TEXT SHOWN:
______________________________
Giter Site home page Giter Site logo

polymorphic_integer_type's Introduction

PolymorphicIntegerType

Rails' polymorphic associations are pretty useful. The example they give to set it up looks like:

class Picture < ActiveRecord::Base
  belongs_to :imageable, polymorphic: true
end
 
class Employee < ActiveRecord::Base
  has_many :pictures, as: :imageable
end
 
class Product < ActiveRecord::Base
  has_many :pictures, as: :imageable
end

With a migration that looks like:

class CreatePictures < ActiveRecord::Migration
  def change
    create_table :pictures do |t|
      t.string  :name
      t.integer :imageable_id
      t.string  :imageable_type
      t.timestamps
    end
  end
end

The problem with this approach is that imageable_type is a string (and by default it is 255 characters). This is a little ridiculous. For comparison, if we had a state machine with X states, would we describe the states with strings "State1", "State2", etc or would we just enumerate the state column and make it an integer? This gem will allow us to use an integer for the imageable_type column.
______________________________
BRIEF 1:
From the polymorphic_integer_type introduction, set down everything from "class CreatePictures <" down to "the imageable_type column.".
BRIEF 2:
According to the polymorphic_integer_type introduction, what is wrong with the standard migration's imageable_type column, and what comparison does it use to make the point?
______________________________
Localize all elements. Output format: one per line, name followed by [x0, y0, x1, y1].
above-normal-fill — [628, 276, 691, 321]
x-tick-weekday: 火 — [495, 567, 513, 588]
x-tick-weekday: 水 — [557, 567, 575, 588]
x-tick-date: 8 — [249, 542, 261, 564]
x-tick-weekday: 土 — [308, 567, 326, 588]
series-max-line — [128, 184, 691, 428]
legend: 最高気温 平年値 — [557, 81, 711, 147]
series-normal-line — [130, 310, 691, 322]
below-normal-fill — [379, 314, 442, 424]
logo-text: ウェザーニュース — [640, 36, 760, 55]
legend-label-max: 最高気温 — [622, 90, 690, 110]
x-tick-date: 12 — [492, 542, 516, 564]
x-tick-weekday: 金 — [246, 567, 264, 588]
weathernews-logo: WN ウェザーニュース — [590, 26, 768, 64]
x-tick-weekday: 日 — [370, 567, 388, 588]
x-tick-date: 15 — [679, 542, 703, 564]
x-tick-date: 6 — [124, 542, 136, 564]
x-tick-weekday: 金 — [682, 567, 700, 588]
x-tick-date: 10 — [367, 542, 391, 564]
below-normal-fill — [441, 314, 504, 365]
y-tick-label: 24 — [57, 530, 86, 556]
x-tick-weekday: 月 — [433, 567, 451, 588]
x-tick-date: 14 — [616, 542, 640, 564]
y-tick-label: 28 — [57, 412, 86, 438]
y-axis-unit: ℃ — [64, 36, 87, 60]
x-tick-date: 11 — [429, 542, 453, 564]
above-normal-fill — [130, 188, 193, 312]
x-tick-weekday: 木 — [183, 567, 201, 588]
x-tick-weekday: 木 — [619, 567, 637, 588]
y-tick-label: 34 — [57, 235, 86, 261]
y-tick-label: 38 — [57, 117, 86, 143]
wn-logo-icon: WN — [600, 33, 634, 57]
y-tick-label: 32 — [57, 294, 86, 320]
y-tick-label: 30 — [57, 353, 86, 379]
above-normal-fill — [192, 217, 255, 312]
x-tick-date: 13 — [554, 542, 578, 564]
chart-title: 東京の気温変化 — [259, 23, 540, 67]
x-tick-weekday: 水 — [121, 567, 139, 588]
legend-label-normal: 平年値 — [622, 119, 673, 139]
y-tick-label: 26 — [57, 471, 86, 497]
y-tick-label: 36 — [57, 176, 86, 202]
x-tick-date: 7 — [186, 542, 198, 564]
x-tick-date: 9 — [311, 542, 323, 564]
______________________________
ANSWER BOX 1:
class CreatePictures < ActiveRecord::Migration
  def change
    create_table :pictures do |t|
      t.string  :name
      t.integer :imageable_id
      t.string  :imageable_type
      t.timestamps
    end
  end
end

The problem with this approach is that imageable_type is a string (and by default it is 255 characters). This is a little ridiculous. For comparison, if we had a state machine with X states, would we describe the states with strings "State1", "State2", etc or would we just enumerate the state column and make it an integer? This gem will allow us to use an integer for the imageable_type column.

ANSWER BOX 2:
The imageable_type column is a string, 255 characters by default, which the introduction calls "a little ridiculous." It compares this to a state machine with X states: rather than describing the states with strings like "State1" and "State2," one would enumerate the state column and make it an integer. The gem allows an integer to be used for imageable_type in the same way.